───── Entries
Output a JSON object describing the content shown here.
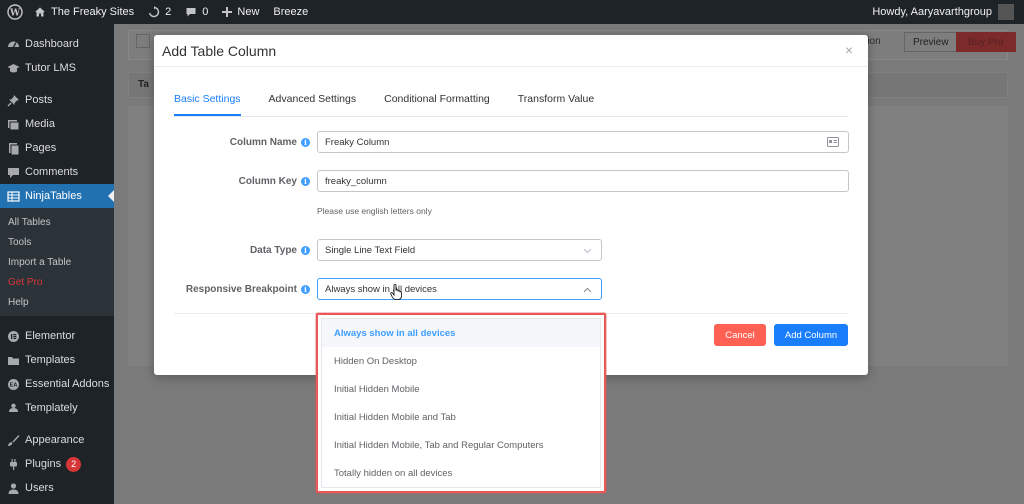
{
  "adminbar": {
    "site_name": "The Freaky Sites",
    "updates_count": "2",
    "comments_count": "0",
    "new_label": "New",
    "breeze_label": "Breeze",
    "howdy": "Howdy, Aaryavarthgroup"
  },
  "sidebar": {
    "items": [
      {
        "label": "Dashboard",
        "icon": "dashboard-icon"
      },
      {
        "label": "Tutor LMS",
        "icon": "graduation-cap-icon"
      },
      {
        "label": "Posts",
        "icon": "pin-icon"
      },
      {
        "label": "Media",
        "icon": "media-icon"
      },
      {
        "label": "Pages",
        "icon": "pages-icon"
      },
      {
        "label": "Comments",
        "icon": "comment-icon"
      },
      {
        "label": "NinjaTables",
        "icon": "table-icon"
      }
    ],
    "submenu": [
      {
        "label": "All Tables"
      },
      {
        "label": "Tools"
      },
      {
        "label": "Import a Table"
      },
      {
        "label": "Get Pro"
      },
      {
        "label": "Help"
      }
    ],
    "items2": [
      {
        "label": "Elementor",
        "icon": "elementor-icon"
      },
      {
        "label": "Templates",
        "icon": "folder-icon"
      },
      {
        "label": "Essential Addons",
        "icon": "ea-icon"
      },
      {
        "label": "Templately",
        "icon": "templately-icon"
      },
      {
        "label": "Appearance",
        "icon": "brush-icon"
      },
      {
        "label": "Plugins",
        "icon": "plugin-icon",
        "badge": "2"
      },
      {
        "label": "Users",
        "icon": "user-icon"
      }
    ]
  },
  "background": {
    "tab_label": "Ta",
    "right_text": "ation",
    "preview_label": "Preview",
    "buy_pro_label": "Buy Pro"
  },
  "modal": {
    "title": "Add Table Column",
    "close": "×",
    "tabs": [
      {
        "label": "Basic Settings"
      },
      {
        "label": "Advanced Settings"
      },
      {
        "label": "Conditional Formatting"
      },
      {
        "label": "Transform Value"
      }
    ],
    "fields": {
      "column_name": {
        "label": "Column Name",
        "value": "Freaky Column"
      },
      "column_key": {
        "label": "Column Key",
        "value": "freaky_column",
        "hint": "Please use english letters only"
      },
      "data_type": {
        "label": "Data Type",
        "value": "Single Line Text Field"
      },
      "responsive_breakpoint": {
        "label": "Responsive Breakpoint",
        "value": "Always show in all devices"
      }
    },
    "cancel_label": "Cancel",
    "add_label": "Add Column"
  },
  "dropdown": {
    "options": [
      {
        "label": "Always show in all devices"
      },
      {
        "label": "Hidden On Desktop"
      },
      {
        "label": "Initial Hidden Mobile"
      },
      {
        "label": "Initial Hidden Mobile and Tab"
      },
      {
        "label": "Initial Hidden Mobile, Tab and Regular Computers"
      },
      {
        "label": "Totally hidden on all devices"
      }
    ]
  },
  "colors": {
    "primary": "#1a7efb",
    "danger": "#ff6154",
    "highlight_border": "#e95757",
    "wp_dark": "#1d2327",
    "wp_active": "#2271b1"
  }
}
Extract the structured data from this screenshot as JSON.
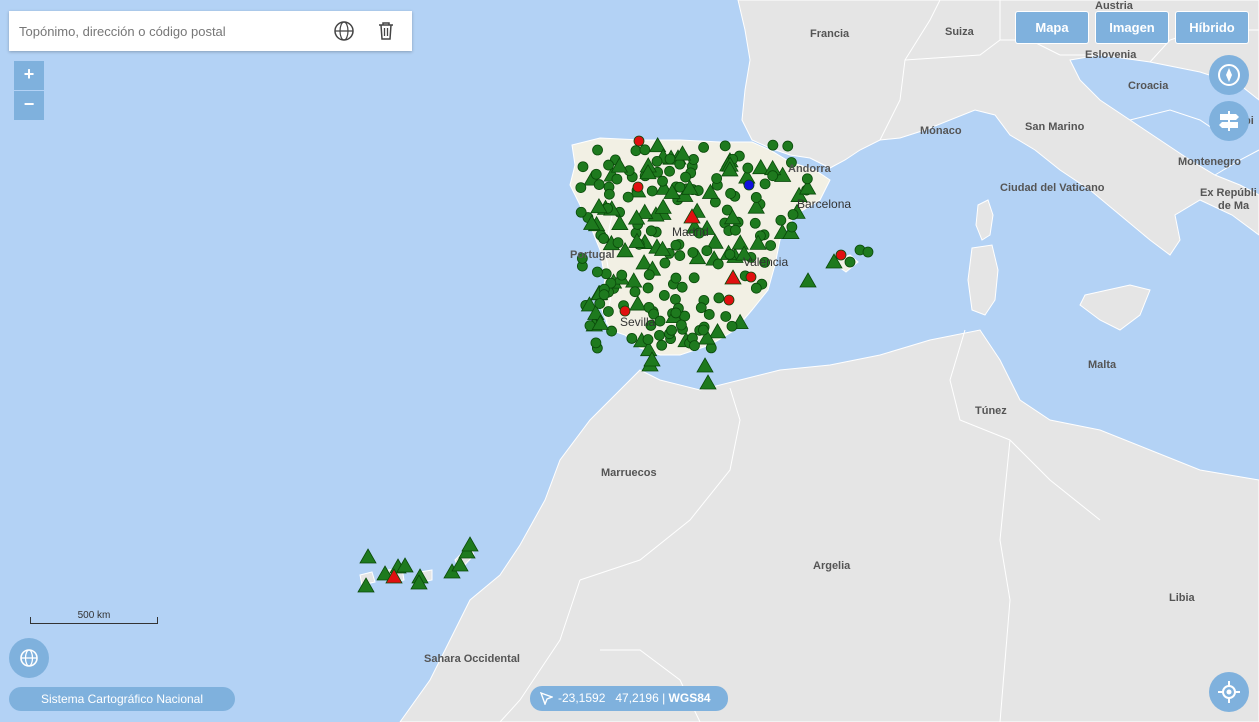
──────────
**Goal of the exercise:**
Go through the records above, find every line with the word "Mobile", and list those lines.

**Task output:**
        "label": "Initial Hidden Mobile"
        "label": "Initial Hidden Mobile and Tab"
        "label": "Initial Hidden Mobile, Tab and Regular Computers"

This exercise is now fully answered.